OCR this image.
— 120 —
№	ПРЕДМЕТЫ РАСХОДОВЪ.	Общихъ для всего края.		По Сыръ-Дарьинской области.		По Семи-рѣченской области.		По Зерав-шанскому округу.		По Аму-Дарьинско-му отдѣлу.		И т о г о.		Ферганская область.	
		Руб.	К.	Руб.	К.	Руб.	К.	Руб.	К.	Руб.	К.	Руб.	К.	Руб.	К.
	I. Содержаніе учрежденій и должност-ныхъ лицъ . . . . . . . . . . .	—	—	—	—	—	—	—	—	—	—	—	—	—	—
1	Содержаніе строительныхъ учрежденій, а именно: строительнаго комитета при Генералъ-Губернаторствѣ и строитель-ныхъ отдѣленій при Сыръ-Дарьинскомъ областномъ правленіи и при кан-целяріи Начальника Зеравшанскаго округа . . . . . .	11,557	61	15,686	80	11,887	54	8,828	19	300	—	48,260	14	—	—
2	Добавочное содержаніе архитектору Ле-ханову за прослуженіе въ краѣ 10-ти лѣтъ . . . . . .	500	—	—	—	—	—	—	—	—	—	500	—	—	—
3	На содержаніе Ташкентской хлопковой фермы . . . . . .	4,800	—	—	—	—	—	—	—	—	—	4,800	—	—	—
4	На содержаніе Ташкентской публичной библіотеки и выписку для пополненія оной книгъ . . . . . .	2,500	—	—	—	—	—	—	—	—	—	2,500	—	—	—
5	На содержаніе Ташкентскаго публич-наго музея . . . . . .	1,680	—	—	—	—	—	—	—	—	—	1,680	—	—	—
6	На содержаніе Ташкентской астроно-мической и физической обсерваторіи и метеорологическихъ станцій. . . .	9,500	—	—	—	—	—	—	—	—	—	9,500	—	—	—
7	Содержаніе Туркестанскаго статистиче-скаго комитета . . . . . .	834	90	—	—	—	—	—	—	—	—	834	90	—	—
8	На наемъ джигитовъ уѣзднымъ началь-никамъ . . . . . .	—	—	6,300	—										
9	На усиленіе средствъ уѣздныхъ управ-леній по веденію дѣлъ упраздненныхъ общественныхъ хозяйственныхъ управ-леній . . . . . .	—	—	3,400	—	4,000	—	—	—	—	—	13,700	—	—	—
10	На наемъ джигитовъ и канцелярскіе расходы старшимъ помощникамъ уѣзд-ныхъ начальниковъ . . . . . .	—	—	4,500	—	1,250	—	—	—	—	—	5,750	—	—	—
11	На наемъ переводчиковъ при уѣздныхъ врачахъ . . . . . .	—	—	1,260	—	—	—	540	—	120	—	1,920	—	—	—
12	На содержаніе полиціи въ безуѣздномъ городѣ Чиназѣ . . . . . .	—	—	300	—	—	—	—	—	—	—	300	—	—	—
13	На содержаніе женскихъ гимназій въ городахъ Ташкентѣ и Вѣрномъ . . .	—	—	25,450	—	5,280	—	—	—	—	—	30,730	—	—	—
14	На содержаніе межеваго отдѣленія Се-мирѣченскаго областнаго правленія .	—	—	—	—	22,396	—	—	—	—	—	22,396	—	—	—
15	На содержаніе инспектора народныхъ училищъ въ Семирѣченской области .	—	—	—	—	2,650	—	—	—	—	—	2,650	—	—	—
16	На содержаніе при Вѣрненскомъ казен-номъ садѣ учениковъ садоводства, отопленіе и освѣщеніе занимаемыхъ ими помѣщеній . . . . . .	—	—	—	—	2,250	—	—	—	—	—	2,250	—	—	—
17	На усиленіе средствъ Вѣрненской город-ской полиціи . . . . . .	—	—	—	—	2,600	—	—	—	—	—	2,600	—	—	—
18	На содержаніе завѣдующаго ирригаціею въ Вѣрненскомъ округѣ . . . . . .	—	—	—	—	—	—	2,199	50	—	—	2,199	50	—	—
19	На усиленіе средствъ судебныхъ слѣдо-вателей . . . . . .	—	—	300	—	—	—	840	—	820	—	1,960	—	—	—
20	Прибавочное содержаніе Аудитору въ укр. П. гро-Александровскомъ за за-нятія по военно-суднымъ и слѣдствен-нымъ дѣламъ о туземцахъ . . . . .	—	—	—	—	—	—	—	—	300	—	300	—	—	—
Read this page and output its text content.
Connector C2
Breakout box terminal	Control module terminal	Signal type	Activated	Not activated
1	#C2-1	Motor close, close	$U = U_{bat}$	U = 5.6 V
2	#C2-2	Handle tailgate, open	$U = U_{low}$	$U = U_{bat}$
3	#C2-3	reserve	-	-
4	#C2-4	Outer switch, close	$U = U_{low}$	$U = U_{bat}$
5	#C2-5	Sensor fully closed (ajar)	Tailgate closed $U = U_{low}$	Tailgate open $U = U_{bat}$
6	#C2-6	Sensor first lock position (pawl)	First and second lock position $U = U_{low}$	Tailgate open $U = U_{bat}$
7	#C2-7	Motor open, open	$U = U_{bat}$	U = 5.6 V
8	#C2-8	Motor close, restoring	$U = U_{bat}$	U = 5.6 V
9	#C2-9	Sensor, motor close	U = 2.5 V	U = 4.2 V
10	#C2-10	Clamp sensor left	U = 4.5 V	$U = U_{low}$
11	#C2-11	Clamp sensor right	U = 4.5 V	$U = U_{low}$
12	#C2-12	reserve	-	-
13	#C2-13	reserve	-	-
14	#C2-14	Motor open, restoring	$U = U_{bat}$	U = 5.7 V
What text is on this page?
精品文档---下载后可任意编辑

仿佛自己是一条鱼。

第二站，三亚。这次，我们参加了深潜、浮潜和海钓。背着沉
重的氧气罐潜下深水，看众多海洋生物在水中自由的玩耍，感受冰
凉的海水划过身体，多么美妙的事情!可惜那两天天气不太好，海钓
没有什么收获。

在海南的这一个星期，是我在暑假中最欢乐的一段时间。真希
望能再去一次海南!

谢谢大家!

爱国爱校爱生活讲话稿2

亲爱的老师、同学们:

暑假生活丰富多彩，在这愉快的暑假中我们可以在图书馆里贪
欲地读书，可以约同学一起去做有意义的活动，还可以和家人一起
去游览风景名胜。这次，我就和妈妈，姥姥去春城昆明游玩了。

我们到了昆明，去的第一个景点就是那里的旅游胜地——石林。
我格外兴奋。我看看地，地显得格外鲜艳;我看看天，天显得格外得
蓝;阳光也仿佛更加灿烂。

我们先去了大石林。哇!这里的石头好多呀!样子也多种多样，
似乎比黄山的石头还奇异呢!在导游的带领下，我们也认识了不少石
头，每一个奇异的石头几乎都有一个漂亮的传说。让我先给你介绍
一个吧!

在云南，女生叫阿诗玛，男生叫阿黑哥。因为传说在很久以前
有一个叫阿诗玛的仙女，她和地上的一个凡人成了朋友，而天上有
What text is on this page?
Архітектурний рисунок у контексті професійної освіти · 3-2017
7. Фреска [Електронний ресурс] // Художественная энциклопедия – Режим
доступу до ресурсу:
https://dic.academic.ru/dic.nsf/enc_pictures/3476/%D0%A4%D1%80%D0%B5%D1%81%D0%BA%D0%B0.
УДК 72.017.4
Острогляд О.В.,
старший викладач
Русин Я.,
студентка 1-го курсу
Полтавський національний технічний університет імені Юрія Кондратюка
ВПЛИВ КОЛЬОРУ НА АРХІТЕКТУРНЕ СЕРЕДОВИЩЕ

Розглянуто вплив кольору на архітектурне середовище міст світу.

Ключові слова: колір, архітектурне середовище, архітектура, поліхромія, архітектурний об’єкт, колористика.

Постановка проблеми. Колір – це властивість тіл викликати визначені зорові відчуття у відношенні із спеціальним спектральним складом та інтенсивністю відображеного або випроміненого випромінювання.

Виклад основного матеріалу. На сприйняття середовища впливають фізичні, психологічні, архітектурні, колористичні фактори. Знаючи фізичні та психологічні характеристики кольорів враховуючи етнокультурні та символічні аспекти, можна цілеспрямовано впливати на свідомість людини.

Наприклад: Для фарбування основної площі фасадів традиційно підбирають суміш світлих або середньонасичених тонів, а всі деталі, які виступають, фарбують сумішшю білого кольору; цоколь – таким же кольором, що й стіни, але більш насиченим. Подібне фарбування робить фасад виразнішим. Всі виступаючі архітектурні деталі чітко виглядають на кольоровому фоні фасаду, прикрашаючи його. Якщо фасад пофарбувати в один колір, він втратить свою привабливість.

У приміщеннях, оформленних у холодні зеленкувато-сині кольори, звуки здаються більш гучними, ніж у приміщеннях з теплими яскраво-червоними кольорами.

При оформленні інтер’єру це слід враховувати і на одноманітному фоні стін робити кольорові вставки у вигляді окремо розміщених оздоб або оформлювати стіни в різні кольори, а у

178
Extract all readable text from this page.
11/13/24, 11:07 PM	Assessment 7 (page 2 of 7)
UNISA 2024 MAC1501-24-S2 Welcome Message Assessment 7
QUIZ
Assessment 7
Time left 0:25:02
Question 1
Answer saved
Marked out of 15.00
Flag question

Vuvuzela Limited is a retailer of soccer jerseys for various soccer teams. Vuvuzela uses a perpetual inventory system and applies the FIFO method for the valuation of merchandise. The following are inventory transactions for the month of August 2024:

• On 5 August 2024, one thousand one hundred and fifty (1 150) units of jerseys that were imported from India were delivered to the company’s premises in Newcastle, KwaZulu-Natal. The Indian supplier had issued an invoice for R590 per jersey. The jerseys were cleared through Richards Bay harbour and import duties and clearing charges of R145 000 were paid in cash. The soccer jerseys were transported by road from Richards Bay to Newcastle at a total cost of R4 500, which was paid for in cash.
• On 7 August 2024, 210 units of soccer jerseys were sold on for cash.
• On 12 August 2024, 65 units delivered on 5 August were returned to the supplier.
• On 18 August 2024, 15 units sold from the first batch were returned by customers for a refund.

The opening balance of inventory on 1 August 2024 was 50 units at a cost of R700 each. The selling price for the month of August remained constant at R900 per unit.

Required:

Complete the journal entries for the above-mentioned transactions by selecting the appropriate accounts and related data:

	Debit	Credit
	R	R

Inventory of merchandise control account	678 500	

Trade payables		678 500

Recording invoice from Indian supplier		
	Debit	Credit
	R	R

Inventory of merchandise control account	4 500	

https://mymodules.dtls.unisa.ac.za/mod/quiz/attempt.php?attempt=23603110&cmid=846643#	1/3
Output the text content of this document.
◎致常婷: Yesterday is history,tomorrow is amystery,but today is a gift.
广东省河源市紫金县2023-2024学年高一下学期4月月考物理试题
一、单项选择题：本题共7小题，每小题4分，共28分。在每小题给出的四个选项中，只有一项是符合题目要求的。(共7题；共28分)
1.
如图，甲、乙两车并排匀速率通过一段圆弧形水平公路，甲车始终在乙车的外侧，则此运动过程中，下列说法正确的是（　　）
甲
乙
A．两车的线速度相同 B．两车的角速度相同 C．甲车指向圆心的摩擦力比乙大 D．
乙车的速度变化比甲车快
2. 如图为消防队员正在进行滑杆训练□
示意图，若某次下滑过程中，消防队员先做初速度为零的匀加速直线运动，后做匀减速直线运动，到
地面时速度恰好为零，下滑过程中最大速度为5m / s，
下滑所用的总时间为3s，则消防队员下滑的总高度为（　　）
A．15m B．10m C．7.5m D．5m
::::::::
Find the lines containing "merchandise" and list every one of them.

Vuvuzela Limited is a retailer of soccer jerseys for various soccer teams. Vuvuzela uses a perpetual inventory system and applies the FIFO method for the valuation of merchandise. The following are inventory transactions for the month of August 2024:
Inventory of merchandise control account	678 500	
Inventory of merchandise control account	4 500	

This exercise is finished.